> _What to work on_
Please rewrite the data from the line holding "740, 517, 766]" through the line holding "740, 714, 766]", inclusive, changing "WRF/cmaq" to "WRF/CMAQ" and keeping everything else the same.

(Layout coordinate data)
┄┄┄┄┄┄┄┄┄┄

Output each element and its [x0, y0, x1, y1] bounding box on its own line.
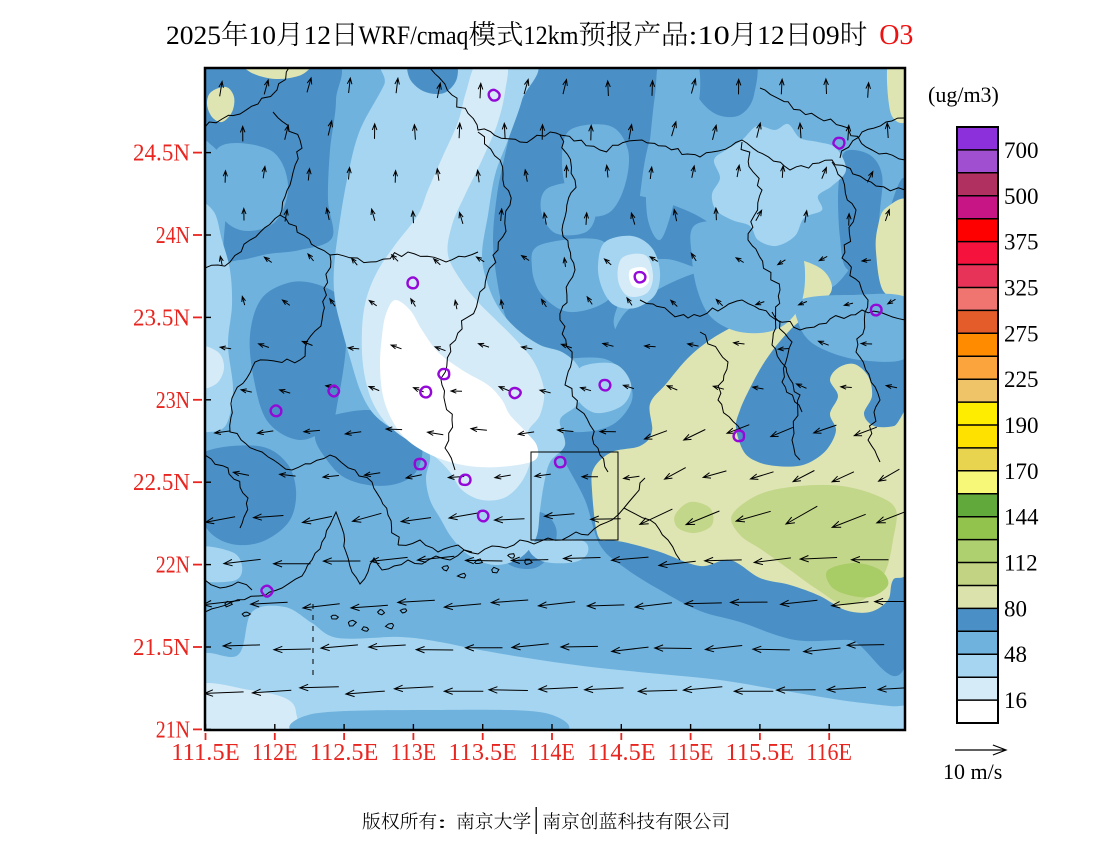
svg-text:113.5E: 113.5E	[449, 740, 517, 766]
svg-text:22.5N: 22.5N	[133, 470, 190, 496]
svg-text:113E: 113E	[391, 740, 437, 766]
svg-text:12: 12	[757, 21, 785, 50]
svg-text:190: 190	[1004, 413, 1039, 438]
svg-text:500: 500	[1004, 184, 1039, 209]
svg-text:24.5N: 24.5N	[133, 141, 190, 167]
svg-text:700: 700	[1004, 138, 1039, 163]
svg-text:112: 112	[1004, 551, 1038, 576]
svg-text:21N: 21N	[156, 717, 190, 743]
svg-text:24N: 24N	[156, 223, 190, 249]
svg-text:22N: 22N	[156, 553, 190, 579]
svg-text:09: 09	[812, 21, 840, 50]
svg-text:10: 10	[249, 21, 277, 50]
svg-text::: :	[437, 812, 456, 832]
svg-text:WRF/cmaq: WRF/cmaq	[359, 21, 469, 50]
svg-text:275: 275	[1004, 321, 1039, 346]
svg-text:325: 325	[1004, 276, 1039, 301]
svg-text:112.5E: 112.5E	[310, 740, 378, 766]
svg-text:21.5N: 21.5N	[133, 635, 190, 661]
svg-text:144: 144	[1004, 505, 1039, 530]
svg-text:48: 48	[1004, 642, 1027, 667]
svg-text::10: :10	[689, 21, 730, 50]
svg-text:2025: 2025	[166, 21, 221, 50]
svg-text:375: 375	[1004, 230, 1039, 255]
svg-text:112E: 112E	[252, 740, 298, 766]
svg-text:115E: 115E	[668, 740, 714, 766]
svg-text:116E: 116E	[806, 740, 852, 766]
svg-text:225: 225	[1004, 367, 1039, 392]
svg-text:114.5E: 114.5E	[587, 740, 655, 766]
svg-text:115.5E: 115.5E	[726, 740, 794, 766]
svg-text:111.5E: 111.5E	[171, 740, 239, 766]
svg-text:23N: 23N	[156, 388, 190, 414]
svg-text:16: 16	[1004, 688, 1027, 713]
svg-text:170: 170	[1004, 459, 1039, 484]
svg-text:O3: O3	[879, 20, 913, 51]
svg-text:23.5N: 23.5N	[133, 305, 190, 331]
svg-text:(ug/m3): (ug/m3)	[928, 82, 999, 107]
svg-text:12: 12	[304, 21, 332, 50]
svg-text:12km: 12km	[524, 21, 579, 50]
svg-text:114E: 114E	[529, 740, 575, 766]
svg-text:80: 80	[1004, 596, 1027, 621]
svg-text:10 m/s: 10 m/s	[943, 759, 1002, 784]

┄┄┄┄┄┄┄┄┄┄

> _Answer to the exercise_
svg-text:113.5E: 113.5E	[449, 740, 517, 766]
svg-text:22.5N: 22.5N	[133, 470, 190, 496]
svg-text:113E: 113E	[391, 740, 437, 766]
svg-text:12: 12	[757, 21, 785, 50]
svg-text:190: 190	[1004, 413, 1039, 438]
svg-text:500: 500	[1004, 184, 1039, 209]
svg-text:24.5N: 24.5N	[133, 141, 190, 167]
svg-text:700: 700	[1004, 138, 1039, 163]
svg-text:112: 112	[1004, 551, 1038, 576]
svg-text:21N: 21N	[156, 717, 190, 743]
svg-text:24N: 24N	[156, 223, 190, 249]
svg-text:22N: 22N	[156, 553, 190, 579]
svg-text:09: 09	[812, 21, 840, 50]
svg-text:10: 10	[249, 21, 277, 50]
svg-text::: :	[437, 812, 456, 832]
svg-text:WRF/CMAQ: WRF/CMAQ	[359, 21, 469, 50]
svg-text:275: 275	[1004, 321, 1039, 346]
svg-text:325: 325	[1004, 276, 1039, 301]
svg-text:112.5E: 112.5E	[310, 740, 378, 766]
svg-text:21.5N: 21.5N	[133, 635, 190, 661]
svg-text:144: 144	[1004, 505, 1039, 530]
svg-text:48: 48	[1004, 642, 1027, 667]
svg-text::10: :10	[689, 21, 730, 50]
svg-text:2025: 2025	[166, 21, 221, 50]
svg-text:375: 375	[1004, 230, 1039, 255]
svg-text:112E: 112E	[252, 740, 298, 766]
svg-text:115E: 115E	[668, 740, 714, 766]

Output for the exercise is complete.